**What you have to do**
Collect the lines of the entries where "half" shows up.

**Materials provided**

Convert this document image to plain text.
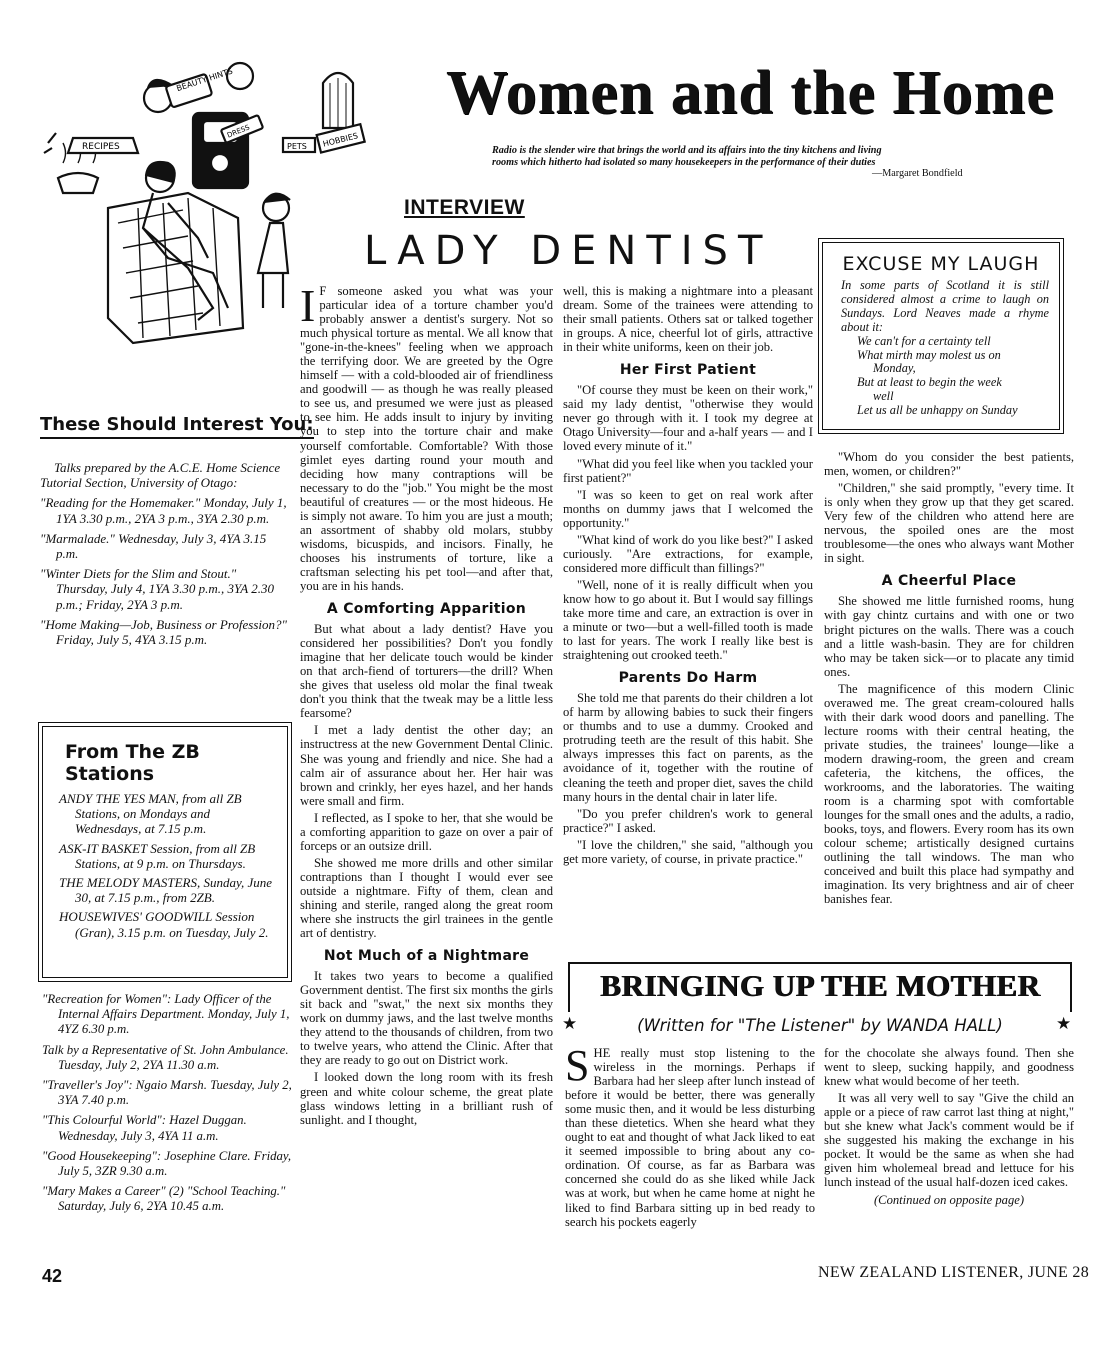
Women and the Home
Radio is the slender wire that brings the world and its affairs into the tiny kitchens and living
rooms which hitherto had isolated so many housekeepers in the performance of their duties
—Margaret Bondfield
BEAUTY HINTS
DRESS
RECIPES	PETS HOBBIES
INTERVIEW
LADY DENTIST
I F someone asked you what was your particular idea of a torture chamber you'd probably answer a dentist's surgery. Not so much physical torture as mental. We all know that "gone-in-the-knees" feeling when we approach the terrifying door. We are greeted by the Ogre himself — with a cold-blooded air of friendliness and goodwill — as though he was really pleased to see us, and presumed we were just as pleased to see him. He adds insult to injury by inviting you to step into the torture chair and make yourself comfortable. Comfortable? With those gimlet eyes darting round your mouth and deciding how many contraptions will be necessary to do the "job." You might be the most beautiful of creatures — or the most hideous. He is simply not aware. To him you are just a mouth; an assortment of shabby old molars, stubby wisdoms, bicuspids, and incisors. Finally, he chooses his instruments of torture, like a craftsman selecting his pet tool—and after that, you are in his hands.

A Comforting Apparition

But what about a lady dentist? Have you considered her possibilities? Don't you fondly imagine that her delicate touch would be kinder on that arch-fiend of torturers—the drill? When she gives that useless old molar the final tweak don't you think that the tweak may be a little less fearsome?

I met a lady dentist the other day; an instructress at the new Government Dental Clinic. She was young and friendly and nice. She had a calm air of assurance about her. Her hair was brown and crinkly, her eyes hazel, and her hands were small and firm.

I reflected, as I spoke to her, that she would be a comforting apparition to gaze on over a pair of forceps or an outsize drill.

She showed me more drills and other similar contraptions than I thought I would ever see outside a nightmare. Fifty of them, clean and shining and sterile, ranged along the great room where she instructs the girl trainees in the gentle art of dentistry.

Not Much of a Nightmare

It takes two years to become a qualified Government dentist. The first six months the girls sit back and "swat," the next six months they work on dummy jaws, and the last twelve months they attend to the thousands of children, from two to twelve years, who attend the Clinic. After that they are ready to go out on District work.

I looked down the long room with its fresh green and white colour scheme, the great plate glass windows letting in a brilliant rush of sunlight. and I thought,

well, this is making a nightmare into a pleasant dream. Some of the trainees were attending to their small patients. Others sat or talked together in groups. A nice, cheerful lot of girls, attractive in their white uniforms, keen on their job.

Her First Patient

"Of course they must be keen on their work," said my lady dentist, "otherwise they would never go through with it. I took my degree at Otago University—four and a-half years — and I loved every minute of it."

"What did you feel like when you tackled your first patient?"

"I was so keen to get on real work after months on dummy jaws that I welcomed the opportunity."

"What kind of work do you like best?" I asked curiously. "Are extractions, for example, considered more difficult than fillings?"

"Well, none of it is really difficult when you know how to go about it. But I would say fillings take more time and care, an extraction is over in a minute or two—but a well-filled tooth is made to last for years. The work I really like best is straightening out crooked teeth."

Parents Do Harm

She told me that parents do their children a lot of harm by allowing babies to suck their fingers or thumbs and to use a dummy. Crooked and protruding teeth are the result of this habit. She always impresses this fact on parents, as the avoidance of it, together with the routine of cleaning the teeth and proper diet, saves the child many hours in the dental chair in later life.

"Do you prefer children's work to general practice?" I asked.

"I love the children," she said, "although you get more variety, of course, in private practice."

EXCUSE MY LAUGH
In some parts of Scotland it is still considered almost a crime to laugh on Sundays. Lord Neaves made a rhyme about it:
We can't for a certainty tell
What mirth may molest us on
Monday,
But at least to begin the week
well
Let us all be unhappy on Sunday

"Whom do you consider the best patients, men, women, or children?"

"Children," she said promptly, "every time. It is only when they grow up that they get scared. Very few of the children who attend here are nervous, the spoiled ones are the most troublesome—the ones who always want Mother in sight.

A Cheerful Place

She showed me little furnished rooms, hung with gay chintz curtains and with one or two bright pictures on the walls. There was a couch and a little wash-basin. They are for children who may be taken sick—or to placate any timid ones.

The magnificence of this modern Clinic overawed me. The great cream-coloured halls with their dark wood doors and panelling. The lecture rooms with their central heating, the private studies, the trainees' lounge—like a modern drawing-room, the green and cream cafeteria, the kitchens, the offices, the workrooms, and the laboratories. The waiting room is a charming spot with comfortable lounges for the small ones and the adults, a radio, books, toys, and flowers. Every room has its own colour scheme; artistically designed curtains outlining the tall windows. The man who conceived and built this place had sympathy and imagination. Its very brightness and air of cheer banishes fear.

These Should Interest You:

Talks prepared by the A.C.E. Home Science Tutorial Section, University of Otago:

"Reading for the Homemaker." Monday, July 1, 1YA 3.30 p.m., 2YA 3 p.m., 3YA 2.30 p.m.

"Marmalade." Wednesday, July 3, 4YA 3.15 p.m.

"Winter Diets for the Slim and Stout." Thursday, July 4, 1YA 3.30 p.m., 3YA 2.30 p.m.; Friday, 2YA 3 p.m.

"Home Making—Job, Business or Profession?" Friday, July 5, 4YA 3.15 p.m.

From The ZB Stations

ANDY THE YES MAN, from all ZB Stations, on Mondays and Wednesdays, at 7.15 p.m.

ASK-IT BASKET Session, from all ZB Stations, at 9 p.m. on Thursdays.

THE MELODY MASTERS, Sunday, June 30, at 7.15 p.m., from 2ZB.

HOUSEWIVES' GOODWILL Session (Gran), 3.15 p.m. on Tuesday, July 2.

"Recreation for Women": Lady Officer of the Internal Affairs Department. Monday, July 1, 4YZ 6.30 p.m.

Talk by a Representative of St. John Ambulance. Tuesday, July 2, 2YA 11.30 a.m.

"Traveller's Joy": Ngaio Marsh. Tuesday, July 2, 3YA 7.40 p.m.

"This Colourful World": Hazel Duggan. Wednesday, July 3, 4YA 11 a.m.

"Good Housekeeping": Josephine Clare. Friday, July 5, 3ZR 9.30 a.m.

"Mary Makes a Career" (2) "School Teaching." Saturday, July 6, 2YA 10.45 a.m.

BRINGING UP THE MOTHER
★	★
(Written for "The Listener" by WANDA HALL)
S HE really must stop listening to the wireless in the mornings. Perhaps if Barbara had her sleep after lunch instead of before it would be better, there was generally some music then, and it would be less disturbing than these dietetics. When she heard what they ought to eat and thought of what Jack liked to eat it seemed impossible to bring about any co-ordination. Of course, as far as Barbara was concerned she could do as she liked while Jack was at work, but when he came home at night he liked to find Barbara sitting up in bed ready to search his pockets eagerly

for the chocolate she always found. Then she went to sleep, sucking happily, and goodness knew what would become of her teeth.

It was all very well to say "Give the child an apple or a piece of raw carrot last thing at night," but she knew what Jack's comment would be if she suggested his making the exchange in his pocket. It would be the same as when she had given him wholemeal bread and lettuce for his lunch instead of the usual half-dozen iced cakes.

(Continued on opposite page)
42	NEW ZEALAND LISTENER, JUNE 28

**Solved exercise**
"Of course they must be keen on their work," said my lady dentist, "otherwise they would never go through with it. I took my degree at Otago University—four and a-half years — and I loved every minute of it."
It was all very well to say "Give the child an apple or a piece of raw carrot last thing at night," but she knew what Jack's comment would be if she suggested his making the exchange in his pocket. It would be the same as when she had given him wholemeal bread and lettuce for his lunch instead of the usual half-dozen iced cakes.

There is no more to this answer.